What is expected = Below is a block of data; give all of it again word for word.

Data for the task =

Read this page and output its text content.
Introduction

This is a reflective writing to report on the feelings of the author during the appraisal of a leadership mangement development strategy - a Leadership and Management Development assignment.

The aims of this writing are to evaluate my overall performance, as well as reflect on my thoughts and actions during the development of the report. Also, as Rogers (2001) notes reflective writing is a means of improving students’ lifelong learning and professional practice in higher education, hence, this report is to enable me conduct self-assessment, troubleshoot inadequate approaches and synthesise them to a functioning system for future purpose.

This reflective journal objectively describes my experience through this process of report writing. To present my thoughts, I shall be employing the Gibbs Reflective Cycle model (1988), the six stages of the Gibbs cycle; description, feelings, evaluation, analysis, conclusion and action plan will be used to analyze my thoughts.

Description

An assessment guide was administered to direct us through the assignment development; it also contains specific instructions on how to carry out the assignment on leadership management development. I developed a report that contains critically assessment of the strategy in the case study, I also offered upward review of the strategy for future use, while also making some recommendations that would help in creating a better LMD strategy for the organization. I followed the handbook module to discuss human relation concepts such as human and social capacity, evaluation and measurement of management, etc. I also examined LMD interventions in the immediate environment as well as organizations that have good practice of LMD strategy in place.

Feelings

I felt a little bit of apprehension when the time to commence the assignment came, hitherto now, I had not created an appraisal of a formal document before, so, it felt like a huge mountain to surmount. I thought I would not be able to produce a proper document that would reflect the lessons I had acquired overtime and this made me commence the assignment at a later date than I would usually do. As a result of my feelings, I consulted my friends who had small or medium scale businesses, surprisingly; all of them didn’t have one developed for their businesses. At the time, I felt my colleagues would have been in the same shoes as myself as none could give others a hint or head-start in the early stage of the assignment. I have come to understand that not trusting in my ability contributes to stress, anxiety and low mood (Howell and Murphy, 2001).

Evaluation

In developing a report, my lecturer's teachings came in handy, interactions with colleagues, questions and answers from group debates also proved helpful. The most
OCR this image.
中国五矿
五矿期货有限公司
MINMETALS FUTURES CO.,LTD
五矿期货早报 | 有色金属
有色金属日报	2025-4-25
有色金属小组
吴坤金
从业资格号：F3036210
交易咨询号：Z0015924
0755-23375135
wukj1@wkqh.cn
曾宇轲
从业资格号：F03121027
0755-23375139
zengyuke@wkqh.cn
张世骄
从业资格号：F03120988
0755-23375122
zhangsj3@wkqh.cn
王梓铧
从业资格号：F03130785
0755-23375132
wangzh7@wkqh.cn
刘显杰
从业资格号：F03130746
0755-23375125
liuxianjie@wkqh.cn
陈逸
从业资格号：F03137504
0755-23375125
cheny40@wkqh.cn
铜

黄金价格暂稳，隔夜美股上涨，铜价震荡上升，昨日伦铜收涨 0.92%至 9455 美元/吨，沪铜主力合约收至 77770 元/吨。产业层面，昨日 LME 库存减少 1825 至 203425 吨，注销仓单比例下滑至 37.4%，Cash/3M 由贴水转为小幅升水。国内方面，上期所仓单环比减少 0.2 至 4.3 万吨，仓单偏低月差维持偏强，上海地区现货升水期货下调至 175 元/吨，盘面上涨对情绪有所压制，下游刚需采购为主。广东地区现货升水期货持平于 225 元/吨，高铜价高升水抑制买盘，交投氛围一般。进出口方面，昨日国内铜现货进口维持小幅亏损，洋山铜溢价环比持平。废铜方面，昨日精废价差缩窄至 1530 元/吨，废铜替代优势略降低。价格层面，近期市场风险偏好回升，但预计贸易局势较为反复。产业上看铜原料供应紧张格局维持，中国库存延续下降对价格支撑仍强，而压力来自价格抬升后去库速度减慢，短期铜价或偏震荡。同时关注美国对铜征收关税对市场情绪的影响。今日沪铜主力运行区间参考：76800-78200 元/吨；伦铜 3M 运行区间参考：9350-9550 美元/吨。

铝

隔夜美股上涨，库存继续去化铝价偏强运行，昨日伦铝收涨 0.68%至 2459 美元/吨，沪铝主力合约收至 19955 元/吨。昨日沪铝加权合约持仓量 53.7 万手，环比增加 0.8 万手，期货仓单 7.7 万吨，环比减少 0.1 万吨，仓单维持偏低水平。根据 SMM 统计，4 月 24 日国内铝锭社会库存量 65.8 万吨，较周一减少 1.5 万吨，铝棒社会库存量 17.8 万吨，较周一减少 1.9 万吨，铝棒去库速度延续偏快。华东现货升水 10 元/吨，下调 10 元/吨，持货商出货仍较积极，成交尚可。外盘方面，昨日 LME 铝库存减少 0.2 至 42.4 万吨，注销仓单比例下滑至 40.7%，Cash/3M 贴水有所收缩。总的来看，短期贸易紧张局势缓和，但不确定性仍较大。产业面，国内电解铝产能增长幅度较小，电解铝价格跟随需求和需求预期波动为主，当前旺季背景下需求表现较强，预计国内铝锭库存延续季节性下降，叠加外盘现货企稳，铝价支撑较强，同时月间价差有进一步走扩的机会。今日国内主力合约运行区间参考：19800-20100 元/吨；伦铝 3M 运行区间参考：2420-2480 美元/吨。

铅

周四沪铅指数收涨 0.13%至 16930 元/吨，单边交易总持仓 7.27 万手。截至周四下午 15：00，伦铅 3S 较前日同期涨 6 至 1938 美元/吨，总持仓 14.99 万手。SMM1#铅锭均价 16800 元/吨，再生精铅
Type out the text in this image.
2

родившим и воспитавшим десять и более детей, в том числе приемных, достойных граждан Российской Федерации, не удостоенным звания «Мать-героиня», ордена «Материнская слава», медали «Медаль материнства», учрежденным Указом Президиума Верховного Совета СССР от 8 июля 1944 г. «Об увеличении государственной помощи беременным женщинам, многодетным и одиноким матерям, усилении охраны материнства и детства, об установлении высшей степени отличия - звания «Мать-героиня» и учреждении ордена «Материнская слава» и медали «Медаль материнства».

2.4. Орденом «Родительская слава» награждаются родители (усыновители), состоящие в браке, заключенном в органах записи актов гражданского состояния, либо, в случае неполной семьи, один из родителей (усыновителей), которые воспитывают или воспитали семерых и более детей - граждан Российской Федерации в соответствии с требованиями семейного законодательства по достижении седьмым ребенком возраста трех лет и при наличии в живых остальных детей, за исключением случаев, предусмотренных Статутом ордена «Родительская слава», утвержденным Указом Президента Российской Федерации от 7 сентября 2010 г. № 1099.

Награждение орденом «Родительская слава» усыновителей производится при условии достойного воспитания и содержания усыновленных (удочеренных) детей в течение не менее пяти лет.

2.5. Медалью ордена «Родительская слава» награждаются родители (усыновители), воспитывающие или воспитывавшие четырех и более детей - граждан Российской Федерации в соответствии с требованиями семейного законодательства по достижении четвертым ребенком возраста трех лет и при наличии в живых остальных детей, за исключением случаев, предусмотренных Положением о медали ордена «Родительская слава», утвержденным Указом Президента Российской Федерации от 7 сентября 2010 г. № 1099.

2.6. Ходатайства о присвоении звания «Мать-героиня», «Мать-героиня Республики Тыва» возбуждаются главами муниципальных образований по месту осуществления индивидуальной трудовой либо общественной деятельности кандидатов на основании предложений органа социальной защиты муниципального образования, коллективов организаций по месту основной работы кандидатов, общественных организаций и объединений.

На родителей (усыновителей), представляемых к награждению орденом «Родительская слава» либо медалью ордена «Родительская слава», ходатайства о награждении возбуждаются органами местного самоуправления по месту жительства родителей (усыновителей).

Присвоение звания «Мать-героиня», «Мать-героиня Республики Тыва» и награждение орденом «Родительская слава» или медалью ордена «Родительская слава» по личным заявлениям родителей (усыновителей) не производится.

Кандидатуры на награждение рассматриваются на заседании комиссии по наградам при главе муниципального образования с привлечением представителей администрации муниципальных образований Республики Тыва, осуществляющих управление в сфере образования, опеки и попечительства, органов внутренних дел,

Solution below =
Read this page and output its text content.
Introduction

This is a reflective writing to report on the feelings of the author during the appraisal of a leadership mangement development strategy - a Leadership and Management Development assignment.

The aims of this writing are to evaluate my overall performance, as well as reflect on my thoughts and actions during the development of the report. Also, as Rogers (2001) notes reflective writing is a means of improving students’ lifelong learning and professional practice in higher education, hence, this report is to enable me conduct self-assessment, troubleshoot inadequate approaches and synthesise them to a functioning system for future purpose.

This reflective journal objectively describes my experience through this process of report writing. To present my thoughts, I shall be employing the Gibbs Reflective Cycle model (1988), the six stages of the Gibbs cycle; description, feelings, evaluation, analysis, conclusion and action plan will be used to analyze my thoughts.

Description

An assessment guide was administered to direct us through the assignment development; it also contains specific instructions on how to carry out the assignment on leadership management development. I developed a report that contains critically assessment of the strategy in the case study, I also offered upward review of the strategy for future use, while also making some recommendations that would help in creating a better LMD strategy for the organization. I followed the handbook module to discuss human relation concepts such as human and social capacity, evaluation and measurement of management, etc. I also examined LMD interventions in the immediate environment as well as organizations that have good practice of LMD strategy in place.

Feelings

I felt a little bit of apprehension when the time to commence the assignment came, hitherto now, I had not created an appraisal of a formal document before, so, it felt like a huge mountain to surmount. I thought I would not be able to produce a proper document that would reflect the lessons I had acquired overtime and this made me commence the assignment at a later date than I would usually do. As a result of my feelings, I consulted my friends who had small or medium scale businesses, surprisingly; all of them didn’t have one developed for their businesses. At the time, I felt my colleagues would have been in the same shoes as myself as none could give others a hint or head-start in the early stage of the assignment. I have come to understand that not trusting in my ability contributes to stress, anxiety and low mood (Howell and Murphy, 2001).

Evaluation

In developing a report, my lecturer's teachings came in handy, interactions with colleagues, questions and answers from group debates also proved helpful. The most
OCR this image.
中国五矿
五矿期货有限公司
MINMETALS FUTURES CO.,LTD
五矿期货早报 | 有色金属
有色金属日报	2025-4-25
有色金属小组
吴坤金
从业资格号：F3036210
交易咨询号：Z0015924
0755-23375135
wukj1@wkqh.cn
曾宇轲
从业资格号：F03121027
0755-23375139
zengyuke@wkqh.cn
张世骄
从业资格号：F03120988
0755-23375122
zhangsj3@wkqh.cn
王梓铧
从业资格号：F03130785
0755-23375132
wangzh7@wkqh.cn
刘显杰
从业资格号：F03130746
0755-23375125
liuxianjie@wkqh.cn
陈逸
从业资格号：F03137504
0755-23375125
cheny40@wkqh.cn
铜

黄金价格暂稳，隔夜美股上涨，铜价震荡上升，昨日伦铜收涨 0.92%至 9455 美元/吨，沪铜主力合约收至 77770 元/吨。产业层面，昨日 LME 库存减少 1825 至 203425 吨，注销仓单比例下滑至 37.4%，Cash/3M 由贴水转为小幅升水。国内方面，上期所仓单环比减少 0.2 至 4.3 万吨，仓单偏低月差维持偏强，上海地区现货升水期货下调至 175 元/吨，盘面上涨对情绪有所压制，下游刚需采购为主。广东地区现货升水期货持平于 225 元/吨，高铜价高升水抑制买盘，交投氛围一般。进出口方面，昨日国内铜现货进口维持小幅亏损，洋山铜溢价环比持平。废铜方面，昨日精废价差缩窄至 1530 元/吨，废铜替代优势略降低。价格层面，近期市场风险偏好回升，但预计贸易局势较为反复。产业上看铜原料供应紧张格局维持，中国库存延续下降对价格支撑仍强，而压力来自价格抬升后去库速度减慢，短期铜价或偏震荡。同时关注美国对铜征收关税对市场情绪的影响。今日沪铜主力运行区间参考：76800-78200 元/吨；伦铜 3M 运行区间参考：9350-9550 美元/吨。

铝

隔夜美股上涨，库存继续去化铝价偏强运行，昨日伦铝收涨 0.68%至 2459 美元/吨，沪铝主力合约收至 19955 元/吨。昨日沪铝加权合约持仓量 53.7 万手，环比增加 0.8 万手，期货仓单 7.7 万吨，环比减少 0.1 万吨，仓单维持偏低水平。根据 SMM 统计，4 月 24 日国内铝锭社会库存量 65.8 万吨，较周一减少 1.5 万吨，铝棒社会库存量 17.8 万吨，较周一减少 1.9 万吨，铝棒去库速度延续偏快。华东现货升水 10 元/吨，下调 10 元/吨，持货商出货仍较积极，成交尚可。外盘方面，昨日 LME 铝库存减少 0.2 至 42.4 万吨，注销仓单比例下滑至 40.7%，Cash/3M 贴水有所收缩。总的来看，短期贸易紧张局势缓和，但不确定性仍较大。产业面，国内电解铝产能增长幅度较小，电解铝价格跟随需求和需求预期波动为主，当前旺季背景下需求表现较强，预计国内铝锭库存延续季节性下降，叠加外盘现货企稳，铝价支撑较强，同时月间价差有进一步走扩的机会。今日国内主力合约运行区间参考：19800-20100 元/吨；伦铝 3M 运行区间参考：2420-2480 美元/吨。

铅

周四沪铅指数收涨 0.13%至 16930 元/吨，单边交易总持仓 7.27 万手。截至周四下午 15：00，伦铅 3S 较前日同期涨 6 至 1938 美元/吨，总持仓 14.99 万手。SMM1#铅锭均价 16800 元/吨，再生精铅
Type out the text in this image.
2

родившим и воспитавшим десять и более детей, в том числе приемных, достойных граждан Российской Федерации, не удостоенным звания «Мать-героиня», ордена «Материнская слава», медали «Медаль материнства», учрежденным Указом Президиума Верховного Совета СССР от 8 июля 1944 г. «Об увеличении государственной помощи беременным женщинам, многодетным и одиноким матерям, усилении охраны материнства и детства, об установлении высшей степени отличия - звания «Мать-героиня» и учреждении ордена «Материнская слава» и медали «Медаль материнства».

2.4. Орденом «Родительская слава» награждаются родители (усыновители), состоящие в браке, заключенном в органах записи актов гражданского состояния, либо, в случае неполной семьи, один из родителей (усыновителей), которые воспитывают или воспитали семерых и более детей - граждан Российской Федерации в соответствии с требованиями семейного законодательства по достижении седьмым ребенком возраста трех лет и при наличии в живых остальных детей, за исключением случаев, предусмотренных Статутом ордена «Родительская слава», утвержденным Указом Президента Российской Федерации от 7 сентября 2010 г. № 1099.

Награждение орденом «Родительская слава» усыновителей производится при условии достойного воспитания и содержания усыновленных (удочеренных) детей в течение не менее пяти лет.

2.5. Медалью ордена «Родительская слава» награждаются родители (усыновители), воспитывающие или воспитывавшие четырех и более детей - граждан Российской Федерации в соответствии с требованиями семейного законодательства по достижении четвертым ребенком возраста трех лет и при наличии в живых остальных детей, за исключением случаев, предусмотренных Положением о медали ордена «Родительская слава», утвержденным Указом Президента Российской Федерации от 7 сентября 2010 г. № 1099.

2.6. Ходатайства о присвоении звания «Мать-героиня», «Мать-героиня Республики Тыва» возбуждаются главами муниципальных образований по месту осуществления индивидуальной трудовой либо общественной деятельности кандидатов на основании предложений органа социальной защиты муниципального образования, коллективов организаций по месту основной работы кандидатов, общественных организаций и объединений.

На родителей (усыновителей), представляемых к награждению орденом «Родительская слава» либо медалью ордена «Родительская слава», ходатайства о награждении возбуждаются органами местного самоуправления по месту жительства родителей (усыновителей).

Присвоение звания «Мать-героиня», «Мать-героиня Республики Тыва» и награждение орденом «Родительская слава» или медалью ордена «Родительская слава» по личным заявлениям родителей (усыновителей) не производится.

Кандидатуры на награждение рассматриваются на заседании комиссии по наградам при главе муниципального образования с привлечением представителей администрации муниципальных образований Республики Тыва, осуществляющих управление в сфере образования, опеки и попечительства, органов внутренних дел,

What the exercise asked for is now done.